**What this task involves**
Copy every line of the entries that includes the word "folder".

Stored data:
---*---

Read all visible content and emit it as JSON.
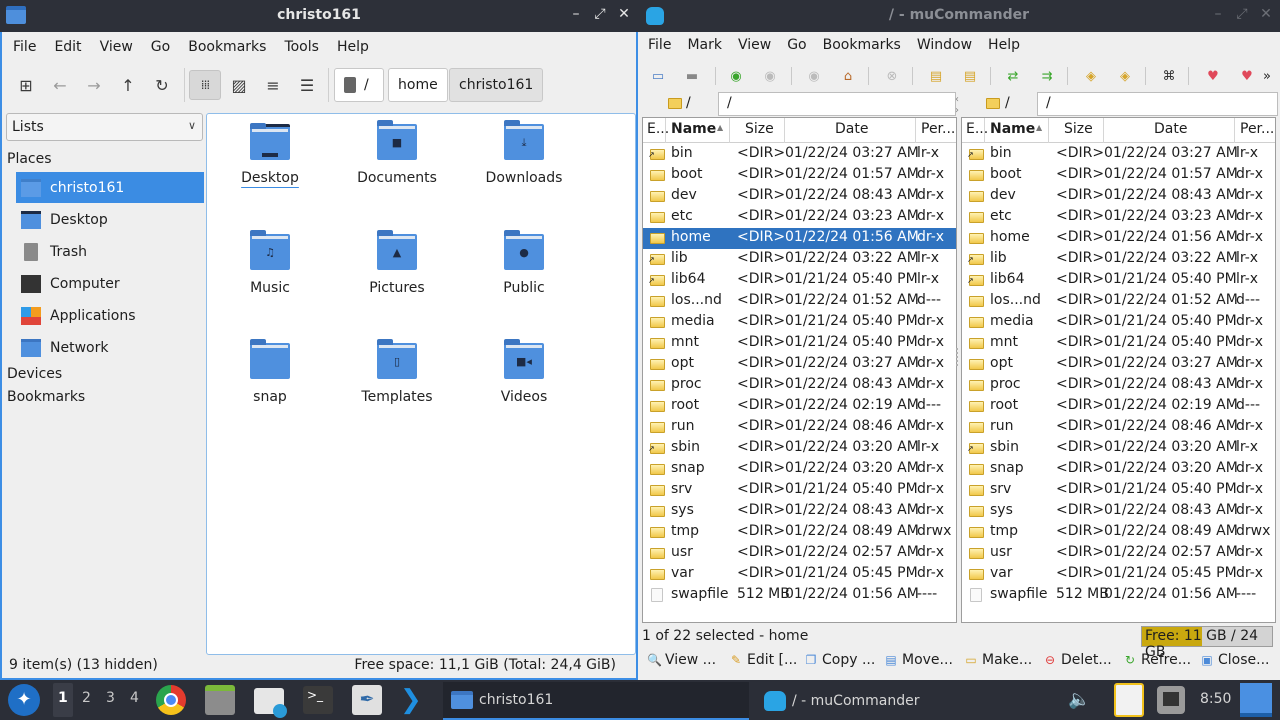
{
  "file_manager": {
    "title": "christo161",
    "window_buttons": [
      "–",
      "⤢",
      "✕"
    ],
    "menu": [
      "File",
      "Edit",
      "View",
      "Go",
      "Bookmarks",
      "Tools",
      "Help"
    ],
    "breadcrumb": [
      "/",
      "home",
      "christo161"
    ],
    "sidebar_mode": "Lists",
    "sections": {
      "places": "Places",
      "devices": "Devices",
      "bookmarks": "Bookmarks"
    },
    "places": [
      {
        "label": "christo161",
        "icon": "home-folder-icon",
        "selected": true
      },
      {
        "label": "Desktop",
        "icon": "desktop-icon"
      },
      {
        "label": "Trash",
        "icon": "trash-icon"
      },
      {
        "label": "Computer",
        "icon": "computer-icon"
      },
      {
        "label": "Applications",
        "icon": "applications-icon"
      },
      {
        "label": "Network",
        "icon": "network-icon"
      }
    ],
    "items": [
      {
        "label": "Desktop",
        "glyph": "desktop"
      },
      {
        "label": "Documents",
        "glyph": "■"
      },
      {
        "label": "Downloads",
        "glyph": "⤓"
      },
      {
        "label": "Music",
        "glyph": "♫"
      },
      {
        "label": "Pictures",
        "glyph": "▲"
      },
      {
        "label": "Public",
        "glyph": "●"
      },
      {
        "label": "snap",
        "glyph": ""
      },
      {
        "label": "Templates",
        "glyph": "▯"
      },
      {
        "label": "Videos",
        "glyph": "■◂"
      }
    ],
    "status_left": "9 item(s) (13 hidden)",
    "status_right": "Free space: 11,1 GiB (Total: 24,4 GiB)"
  },
  "mucommander": {
    "title": "/ - muCommander",
    "window_buttons": [
      "–",
      "⤢",
      "✕"
    ],
    "menu": [
      "File",
      "Mark",
      "View",
      "Go",
      "Bookmarks",
      "Window",
      "Help"
    ],
    "left_location": {
      "root": "/",
      "path": "/"
    },
    "right_location": {
      "root": "/",
      "path": "/"
    },
    "columns": [
      "E...",
      "Name",
      "Size",
      "Date",
      "Per..."
    ],
    "left_rows": [
      {
        "name": "bin",
        "size": "<DIR>",
        "date": "01/22/24 03:27 AM",
        "perm": "lr-x",
        "link": true
      },
      {
        "name": "boot",
        "size": "<DIR>",
        "date": "01/22/24 01:57 AM",
        "perm": "dr-x"
      },
      {
        "name": "dev",
        "size": "<DIR>",
        "date": "01/22/24 08:43 AM",
        "perm": "dr-x"
      },
      {
        "name": "etc",
        "size": "<DIR>",
        "date": "01/22/24 03:23 AM",
        "perm": "dr-x"
      },
      {
        "name": "home",
        "size": "<DIR>",
        "date": "01/22/24 01:56 AM",
        "perm": "dr-x",
        "selected": true
      },
      {
        "name": "lib",
        "size": "<DIR>",
        "date": "01/22/24 03:22 AM",
        "perm": "lr-x",
        "link": true
      },
      {
        "name": "lib64",
        "size": "<DIR>",
        "date": "01/21/24 05:40 PM",
        "perm": "lr-x",
        "link": true
      },
      {
        "name": "los...nd",
        "size": "<DIR>",
        "date": "01/22/24 01:52 AM",
        "perm": "d---"
      },
      {
        "name": "media",
        "size": "<DIR>",
        "date": "01/21/24 05:40 PM",
        "perm": "dr-x"
      },
      {
        "name": "mnt",
        "size": "<DIR>",
        "date": "01/21/24 05:40 PM",
        "perm": "dr-x"
      },
      {
        "name": "opt",
        "size": "<DIR>",
        "date": "01/22/24 03:27 AM",
        "perm": "dr-x"
      },
      {
        "name": "proc",
        "size": "<DIR>",
        "date": "01/22/24 08:43 AM",
        "perm": "dr-x"
      },
      {
        "name": "root",
        "size": "<DIR>",
        "date": "01/22/24 02:19 AM",
        "perm": "d---"
      },
      {
        "name": "run",
        "size": "<DIR>",
        "date": "01/22/24 08:46 AM",
        "perm": "dr-x"
      },
      {
        "name": "sbin",
        "size": "<DIR>",
        "date": "01/22/24 03:20 AM",
        "perm": "lr-x",
        "link": true
      },
      {
        "name": "snap",
        "size": "<DIR>",
        "date": "01/22/24 03:20 AM",
        "perm": "dr-x"
      },
      {
        "name": "srv",
        "size": "<DIR>",
        "date": "01/21/24 05:40 PM",
        "perm": "dr-x"
      },
      {
        "name": "sys",
        "size": "<DIR>",
        "date": "01/22/24 08:43 AM",
        "perm": "dr-x"
      },
      {
        "name": "tmp",
        "size": "<DIR>",
        "date": "01/22/24 08:49 AM",
        "perm": "drwx"
      },
      {
        "name": "usr",
        "size": "<DIR>",
        "date": "01/22/24 02:57 AM",
        "perm": "dr-x"
      },
      {
        "name": "var",
        "size": "<DIR>",
        "date": "01/21/24 05:45 PM",
        "perm": "dr-x"
      },
      {
        "name": "swapfile",
        "size": "512 MB",
        "date": "01/22/24 01:56 AM",
        "perm": "----",
        "file": true
      }
    ],
    "right_rows": [
      {
        "name": "bin",
        "size": "<DIR>",
        "date": "01/22/24 03:27 AM",
        "perm": "lr-x",
        "link": true
      },
      {
        "name": "boot",
        "size": "<DIR>",
        "date": "01/22/24 01:57 AM",
        "perm": "dr-x"
      },
      {
        "name": "dev",
        "size": "<DIR>",
        "date": "01/22/24 08:43 AM",
        "perm": "dr-x"
      },
      {
        "name": "etc",
        "size": "<DIR>",
        "date": "01/22/24 03:23 AM",
        "perm": "dr-x"
      },
      {
        "name": "home",
        "size": "<DIR>",
        "date": "01/22/24 01:56 AM",
        "perm": "dr-x"
      },
      {
        "name": "lib",
        "size": "<DIR>",
        "date": "01/22/24 03:22 AM",
        "perm": "lr-x",
        "link": true
      },
      {
        "name": "lib64",
        "size": "<DIR>",
        "date": "01/21/24 05:40 PM",
        "perm": "lr-x",
        "link": true
      },
      {
        "name": "los...nd",
        "size": "<DIR>",
        "date": "01/22/24 01:52 AM",
        "perm": "d---"
      },
      {
        "name": "media",
        "size": "<DIR>",
        "date": "01/21/24 05:40 PM",
        "perm": "dr-x"
      },
      {
        "name": "mnt",
        "size": "<DIR>",
        "date": "01/21/24 05:40 PM",
        "perm": "dr-x"
      },
      {
        "name": "opt",
        "size": "<DIR>",
        "date": "01/22/24 03:27 AM",
        "perm": "dr-x"
      },
      {
        "name": "proc",
        "size": "<DIR>",
        "date": "01/22/24 08:43 AM",
        "perm": "dr-x"
      },
      {
        "name": "root",
        "size": "<DIR>",
        "date": "01/22/24 02:19 AM",
        "perm": "d---"
      },
      {
        "name": "run",
        "size": "<DIR>",
        "date": "01/22/24 08:46 AM",
        "perm": "dr-x"
      },
      {
        "name": "sbin",
        "size": "<DIR>",
        "date": "01/22/24 03:20 AM",
        "perm": "lr-x",
        "link": true
      },
      {
        "name": "snap",
        "size": "<DIR>",
        "date": "01/22/24 03:20 AM",
        "perm": "dr-x"
      },
      {
        "name": "srv",
        "size": "<DIR>",
        "date": "01/21/24 05:40 PM",
        "perm": "dr-x"
      },
      {
        "name": "sys",
        "size": "<DIR>",
        "date": "01/22/24 08:43 AM",
        "perm": "dr-x"
      },
      {
        "name": "tmp",
        "size": "<DIR>",
        "date": "01/22/24 08:49 AM",
        "perm": "drwx"
      },
      {
        "name": "usr",
        "size": "<DIR>",
        "date": "01/22/24 02:57 AM",
        "perm": "dr-x"
      },
      {
        "name": "var",
        "size": "<DIR>",
        "date": "01/21/24 05:45 PM",
        "perm": "dr-x"
      },
      {
        "name": "swapfile",
        "size": "512 MB",
        "date": "01/22/24 01:56 AM",
        "perm": "----",
        "file": true
      }
    ],
    "status": "1 of 22 selected - home",
    "free_space": {
      "text": "Free: 11 GB / 24 GB",
      "used_fraction": 0.46,
      "fill_color": "#c9a80f"
    },
    "commands": [
      {
        "label": "View ...",
        "icon": "view-icon",
        "glyph": "🔍"
      },
      {
        "label": "Edit [...",
        "icon": "edit-icon",
        "glyph": "✎"
      },
      {
        "label": "Copy ...",
        "icon": "copy-icon",
        "glyph": "❐"
      },
      {
        "label": "Move...",
        "icon": "move-icon",
        "glyph": "▤"
      },
      {
        "label": "Make...",
        "icon": "make-folder-icon",
        "glyph": "▭"
      },
      {
        "label": "Delet...",
        "icon": "delete-icon",
        "glyph": "⊖"
      },
      {
        "label": "Refre...",
        "icon": "refresh-icon",
        "glyph": "↻"
      },
      {
        "label": "Close...",
        "icon": "close-window-icon",
        "glyph": "▣"
      }
    ]
  },
  "taskbar": {
    "workspaces": [
      "1",
      "2",
      "3",
      "4"
    ],
    "active_workspace": "1",
    "tasks": [
      {
        "label": "christo161",
        "active": true
      },
      {
        "label": "/ - muCommander"
      }
    ],
    "clock": "8:50"
  }
}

---*---

**Solution for this problem**
        "icon": "home-folder-icon",
        "icon": "make-folder-icon",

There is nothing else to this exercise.